— AIM OF THE EXERCISE —
Every entry should be repeated exactly. Omit the pictures.

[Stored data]
------------------------

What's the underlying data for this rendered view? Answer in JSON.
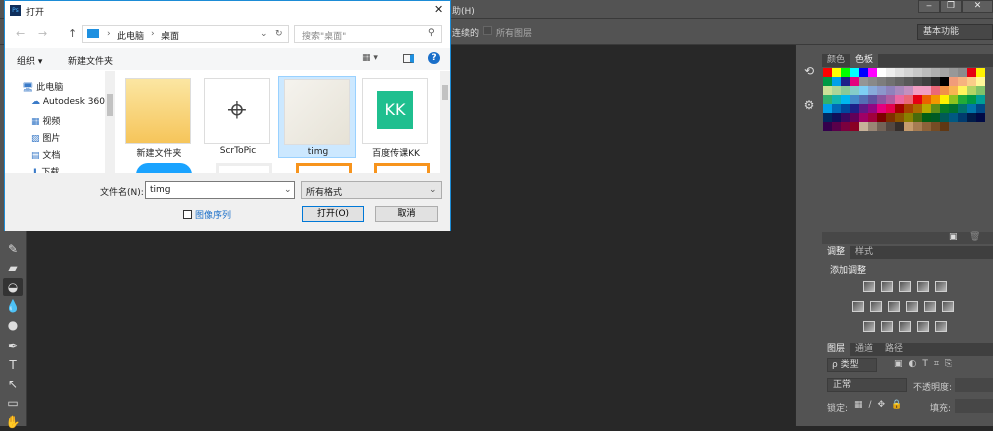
{
  "ps": {
    "menu_partial": "助(H)",
    "options": {
      "contiguous_partial": "连续的",
      "all_layers": "所有图层",
      "workspace": "基本功能"
    },
    "window_buttons": {
      "minimize": "‒",
      "restore": "❐",
      "close": "✕"
    },
    "swatch_tabs": [
      "颜色",
      "色板"
    ],
    "adjust_tabs": [
      "调整",
      "样式"
    ],
    "adjust_title": "添加调整",
    "layers_tabs": [
      "图层",
      "通道",
      "路径"
    ],
    "layers": {
      "filter": "ρ 类型",
      "blend": "正常",
      "opacity_label": "不透明度:",
      "lock_label": "锁定:",
      "fill_label": "填充:"
    },
    "swatches": [
      [
        "#ff0000",
        "#ffff00",
        "#00ff00",
        "#00ffff",
        "#0000ff",
        "#ff00ff",
        "#ffffff",
        "#eeeeee",
        "#e0e0e0",
        "#d4d4d4",
        "#c8c8c8",
        "#bcbcbc",
        "#b0b0b0",
        "#a4a4a4",
        "#989898",
        "#8c8c8c",
        "#e60012",
        "#fff100"
      ],
      [
        "#009944",
        "#00a0e9",
        "#1d2088",
        "#e4007f",
        "#959595",
        "#898989",
        "#7d7d7d",
        "#717171",
        "#656565",
        "#595959",
        "#4c4c4c",
        "#404040",
        "#2a2a2a",
        "#000000",
        "#f19c7a",
        "#f6b37f",
        "#facd89",
        "#fff799"
      ],
      [
        "#cce198",
        "#acd598",
        "#89c997",
        "#84ccc9",
        "#7ecef4",
        "#88abda",
        "#8c97cb",
        "#8f82bc",
        "#aa89bd",
        "#c490bf",
        "#f29ec2",
        "#f19ec2",
        "#eb6877",
        "#f19149",
        "#f8b551",
        "#fff45c",
        "#b3d465",
        "#80c269"
      ],
      [
        "#32b16c",
        "#13b5b1",
        "#00b7ee",
        "#448aca",
        "#556fb5",
        "#5f52a0",
        "#8957a1",
        "#ae5da1",
        "#ea68a2",
        "#eb6877",
        "#e60012",
        "#eb6100",
        "#f39800",
        "#fff100",
        "#8fc31f",
        "#22ac38",
        "#009944",
        "#009e96"
      ],
      [
        "#00a0e9",
        "#0068b7",
        "#00479d",
        "#1d2088",
        "#601986",
        "#920783",
        "#e4007f",
        "#e5004f",
        "#a40000",
        "#a84200",
        "#ac6a00",
        "#b7aa00",
        "#5f8d17",
        "#097c25",
        "#007130",
        "#00736d",
        "#0075a9",
        "#004986"
      ],
      [
        "#00275e",
        "#0f0f5a",
        "#3a0860",
        "#620059",
        "#a00066",
        "#a2003d",
        "#7d0000",
        "#7f3000",
        "#8a5400",
        "#8a8000",
        "#496a0b",
        "#005e15",
        "#005a24",
        "#005b57",
        "#005982",
        "#003b6e",
        "#001c49",
        "#000a45"
      ],
      [
        "#34004c",
        "#58004a",
        "#7b003e",
        "#8a0024",
        "#c7b299",
        "#998675",
        "#736357",
        "#534741",
        "#362e2b",
        "#c69c6d",
        "#a67c52",
        "#8c6239",
        "#754c24",
        "#603813"
      ]
    ]
  },
  "dialog": {
    "title": "打开",
    "close": "✕",
    "nav": {
      "back": "←",
      "forward": "→",
      "up": "↑"
    },
    "breadcrumb": [
      "此电脑",
      "桌面"
    ],
    "search_placeholder": "搜索\"桌面\"",
    "toolbar": {
      "organize": "组织 ▾",
      "new_folder": "新建文件夹",
      "help": "?"
    },
    "tree": [
      "此电脑",
      "Autodesk 360",
      "视频",
      "图片",
      "文档",
      "下载"
    ],
    "files": [
      "新建文件夹",
      "ScrToPic",
      "timg",
      "百度传课KK"
    ],
    "filename_label": "文件名(N):",
    "filename": "timg",
    "filetype": "所有格式",
    "image_sequence": "图像序列",
    "open": "打开(O)",
    "cancel": "取消"
  }
}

------------------------

— PROBLEM SOLUTION —
What's the underlying data for this rendered view? Answer in JSON.
{
  "ps": {
    "menu_partial": "助(H)",
    "options": {
      "contiguous_partial": "连续的",
      "all_layers": "所有图层",
      "workspace": "基本功能"
    },
    "window_buttons": {
      "minimize": "‒",
      "restore": "❐",
      "close": "✕"
    },
    "swatch_tabs": [
      "颜色",
      "色板"
    ],
    "adjust_tabs": [
      "调整",
      "样式"
    ],
    "adjust_title": "添加调整",
    "layers_tabs": [
      "图层",
      "通道",
      "路径"
    ],
    "layers": {
      "filter": "ρ 类型",
      "blend": "正常",
      "opacity_label": "不透明度:",
      "lock_label": "锁定:",
      "fill_label": "填充:"
    },
    "swatches": [
      [
        "#ff0000",
        "#ffff00",
        "#00ff00",
        "#00ffff",
        "#0000ff",
        "#ff00ff",
        "#ffffff",
        "#eeeeee",
        "#e0e0e0",
        "#d4d4d4",
        "#c8c8c8",
        "#bcbcbc",
        "#b0b0b0",
        "#a4a4a4",
        "#989898",
        "#8c8c8c",
        "#e60012",
        "#fff100"
      ],
      [
        "#009944",
        "#00a0e9",
        "#1d2088",
        "#e4007f",
        "#959595",
        "#898989",
        "#7d7d7d",
        "#717171",
        "#656565",
        "#595959",
        "#4c4c4c",
        "#404040",
        "#2a2a2a",
        "#000000",
        "#f19c7a",
        "#f6b37f",
        "#facd89",
        "#fff799"
      ],
      [
        "#cce198",
        "#acd598",
        "#89c997",
        "#84ccc9",
        "#7ecef4",
        "#88abda",
        "#8c97cb",
        "#8f82bc",
        "#aa89bd",
        "#c490bf",
        "#f29ec2",
        "#f19ec2",
        "#eb6877",
        "#f19149",
        "#f8b551",
        "#fff45c",
        "#b3d465",
        "#80c269"
      ],
      [
        "#32b16c",
        "#13b5b1",
        "#00b7ee",
        "#448aca",
        "#556fb5",
        "#5f52a0",
        "#8957a1",
        "#ae5da1",
        "#ea68a2",
        "#eb6877",
        "#e60012",
        "#eb6100",
        "#f39800",
        "#fff100",
        "#8fc31f",
        "#22ac38",
        "#009944",
        "#009e96"
      ],
      [
        "#00a0e9",
        "#0068b7",
        "#00479d",
        "#1d2088",
        "#601986",
        "#920783",
        "#e4007f",
        "#e5004f",
        "#a40000",
        "#a84200",
        "#ac6a00",
        "#b7aa00",
        "#5f8d17",
        "#097c25",
        "#007130",
        "#00736d",
        "#0075a9",
        "#004986"
      ],
      [
        "#00275e",
        "#0f0f5a",
        "#3a0860",
        "#620059",
        "#a00066",
        "#a2003d",
        "#7d0000",
        "#7f3000",
        "#8a5400",
        "#8a8000",
        "#496a0b",
        "#005e15",
        "#005a24",
        "#005b57",
        "#005982",
        "#003b6e",
        "#001c49",
        "#000a45"
      ],
      [
        "#34004c",
        "#58004a",
        "#7b003e",
        "#8a0024",
        "#c7b299",
        "#998675",
        "#736357",
        "#534741",
        "#362e2b",
        "#c69c6d",
        "#a67c52",
        "#8c6239",
        "#754c24",
        "#603813"
      ]
    ]
  },
  "dialog": {
    "title": "打开",
    "close": "✕",
    "nav": {
      "back": "←",
      "forward": "→",
      "up": "↑"
    },
    "breadcrumb": [
      "此电脑",
      "桌面"
    ],
    "search_placeholder": "搜索\"桌面\"",
    "toolbar": {
      "organize": "组织 ▾",
      "new_folder": "新建文件夹",
      "help": "?"
    },
    "tree": [
      "此电脑",
      "Autodesk 360",
      "视频",
      "图片",
      "文档",
      "下载"
    ],
    "files": [
      "新建文件夹",
      "ScrToPic",
      "timg",
      "百度传课KK"
    ],
    "filename_label": "文件名(N):",
    "filename": "timg",
    "filetype": "所有格式",
    "image_sequence": "图像序列",
    "open": "打开(O)",
    "cancel": "取消"
  }
}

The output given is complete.